● **TASK DIRECTIONS**
Your task is to reproduce the entries below word for word.

══ DATASET ENTRIES

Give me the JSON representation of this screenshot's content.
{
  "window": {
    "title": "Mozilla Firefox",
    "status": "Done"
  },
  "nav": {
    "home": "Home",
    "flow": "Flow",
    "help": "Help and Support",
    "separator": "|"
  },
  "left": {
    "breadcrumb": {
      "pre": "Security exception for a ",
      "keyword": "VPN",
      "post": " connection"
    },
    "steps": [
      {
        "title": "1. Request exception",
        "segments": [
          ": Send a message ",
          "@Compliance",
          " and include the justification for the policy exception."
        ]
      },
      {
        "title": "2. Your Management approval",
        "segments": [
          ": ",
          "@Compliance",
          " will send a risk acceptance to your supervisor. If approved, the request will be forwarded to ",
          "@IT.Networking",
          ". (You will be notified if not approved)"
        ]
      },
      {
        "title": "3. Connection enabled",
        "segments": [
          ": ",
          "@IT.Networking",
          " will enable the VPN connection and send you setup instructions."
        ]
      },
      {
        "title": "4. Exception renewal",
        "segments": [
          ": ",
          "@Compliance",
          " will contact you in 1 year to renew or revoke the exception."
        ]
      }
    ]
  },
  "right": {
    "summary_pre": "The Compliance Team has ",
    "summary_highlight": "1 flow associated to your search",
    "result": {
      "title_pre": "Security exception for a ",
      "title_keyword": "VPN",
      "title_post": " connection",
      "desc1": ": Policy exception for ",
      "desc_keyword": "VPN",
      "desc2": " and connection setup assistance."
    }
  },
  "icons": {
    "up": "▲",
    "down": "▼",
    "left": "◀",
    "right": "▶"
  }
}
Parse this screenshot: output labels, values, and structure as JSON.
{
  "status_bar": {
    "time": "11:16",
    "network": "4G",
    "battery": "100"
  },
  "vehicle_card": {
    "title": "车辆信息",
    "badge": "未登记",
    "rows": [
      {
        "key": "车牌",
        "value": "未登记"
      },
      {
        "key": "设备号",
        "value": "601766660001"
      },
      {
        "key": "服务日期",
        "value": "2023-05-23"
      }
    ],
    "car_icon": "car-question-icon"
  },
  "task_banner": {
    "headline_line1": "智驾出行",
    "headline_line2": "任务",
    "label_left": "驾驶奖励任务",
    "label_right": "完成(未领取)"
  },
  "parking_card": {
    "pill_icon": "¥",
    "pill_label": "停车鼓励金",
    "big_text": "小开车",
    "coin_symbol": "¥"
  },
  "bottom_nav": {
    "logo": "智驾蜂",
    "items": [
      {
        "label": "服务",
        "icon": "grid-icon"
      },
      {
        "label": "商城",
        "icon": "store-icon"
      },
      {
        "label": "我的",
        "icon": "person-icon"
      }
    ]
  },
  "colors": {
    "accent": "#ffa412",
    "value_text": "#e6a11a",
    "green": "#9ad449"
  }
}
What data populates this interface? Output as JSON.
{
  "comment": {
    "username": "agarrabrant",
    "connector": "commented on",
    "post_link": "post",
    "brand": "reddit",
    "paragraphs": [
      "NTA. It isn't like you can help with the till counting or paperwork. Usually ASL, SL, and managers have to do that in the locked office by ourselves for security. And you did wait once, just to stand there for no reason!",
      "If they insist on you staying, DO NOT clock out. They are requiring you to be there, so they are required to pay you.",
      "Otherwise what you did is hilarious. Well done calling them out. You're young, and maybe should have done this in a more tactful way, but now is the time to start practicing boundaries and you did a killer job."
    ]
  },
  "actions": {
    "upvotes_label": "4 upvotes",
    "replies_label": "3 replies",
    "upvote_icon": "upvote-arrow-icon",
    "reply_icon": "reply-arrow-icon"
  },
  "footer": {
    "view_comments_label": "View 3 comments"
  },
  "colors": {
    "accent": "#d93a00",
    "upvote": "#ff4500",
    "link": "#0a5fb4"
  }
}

════

● **CORRECT RESULT**
Give me the JSON representation of this screenshot's content.
{
  "window": {
    "title": "Mozilla Firefox",
    "status": "Done"
  },
  "nav": {
    "home": "Home",
    "flow": "Flow",
    "help": "Help and Support",
    "separator": "|"
  },
  "left": {
    "breadcrumb": {
      "pre": "Security exception for a ",
      "keyword": "VPN",
      "post": " connection"
    },
    "steps": [
      {
        "title": "1. Request exception",
        "segments": [
          ": Send a message ",
          "@Compliance",
          " and include the justification for the policy exception."
        ]
      },
      {
        "title": "2. Your Management approval",
        "segments": [
          ": ",
          "@Compliance",
          " will send a risk acceptance to your supervisor. If approved, the request will be forwarded to ",
          "@IT.Networking",
          ". (You will be notified if not approved)"
        ]
      },
      {
        "title": "3. Connection enabled",
        "segments": [
          ": ",
          "@IT.Networking",
          " will enable the VPN connection and send you setup instructions."
        ]
      },
      {
        "title": "4. Exception renewal",
        "segments": [
          ": ",
          "@Compliance",
          " will contact you in 1 year to renew or revoke the exception."
        ]
      }
    ]
  },
  "right": {
    "summary_pre": "The Compliance Team has ",
    "summary_highlight": "1 flow associated to your search",
    "result": {
      "title_pre": "Security exception for a ",
      "title_keyword": "VPN",
      "title_post": " connection",
      "desc1": ": Policy exception for ",
      "desc_keyword": "VPN",
      "desc2": " and connection setup assistance."
    }
  },
  "icons": {
    "up": "▲",
    "down": "▼",
    "left": "◀",
    "right": "▶"
  }
}
Parse this screenshot: output labels, values, and structure as JSON.
{
  "status_bar": {
    "time": "11:16",
    "network": "4G",
    "battery": "100"
  },
  "vehicle_card": {
    "title": "车辆信息",
    "badge": "未登记",
    "rows": [
      {
        "key": "车牌",
        "value": "未登记"
      },
      {
        "key": "设备号",
        "value": "601766660001"
      },
      {
        "key": "服务日期",
        "value": "2023-05-23"
      }
    ],
    "car_icon": "car-question-icon"
  },
  "task_banner": {
    "headline_line1": "智驾出行",
    "headline_line2": "任务",
    "label_left": "驾驶奖励任务",
    "label_right": "完成(未领取)"
  },
  "parking_card": {
    "pill_icon": "¥",
    "pill_label": "停车鼓励金",
    "big_text": "小开车",
    "coin_symbol": "¥"
  },
  "bottom_nav": {
    "logo": "智驾蜂",
    "items": [
      {
        "label": "服务",
        "icon": "grid-icon"
      },
      {
        "label": "商城",
        "icon": "store-icon"
      },
      {
        "label": "我的",
        "icon": "person-icon"
      }
    ]
  },
  "colors": {
    "accent": "#ffa412",
    "value_text": "#e6a11a",
    "green": "#9ad449"
  }
}
What data populates this interface? Output as JSON.
{
  "comment": {
    "username": "agarrabrant",
    "connector": "commented on",
    "post_link": "post",
    "brand": "reddit",
    "paragraphs": [
      "NTA. It isn't like you can help with the till counting or paperwork. Usually ASL, SL, and managers have to do that in the locked office by ourselves for security. And you did wait once, just to stand there for no reason!",
      "If they insist on you staying, DO NOT clock out. They are requiring you to be there, so they are required to pay you.",
      "Otherwise what you did is hilarious. Well done calling them out. You're young, and maybe should have done this in a more tactful way, but now is the time to start practicing boundaries and you did a killer job."
    ]
  },
  "actions": {
    "upvotes_label": "4 upvotes",
    "replies_label": "3 replies",
    "upvote_icon": "upvote-arrow-icon",
    "reply_icon": "reply-arrow-icon"
  },
  "footer": {
    "view_comments_label": "View 3 comments"
  },
  "colors": {
    "accent": "#d93a00",
    "upvote": "#ff4500",
    "link": "#0a5fb4"
  }
}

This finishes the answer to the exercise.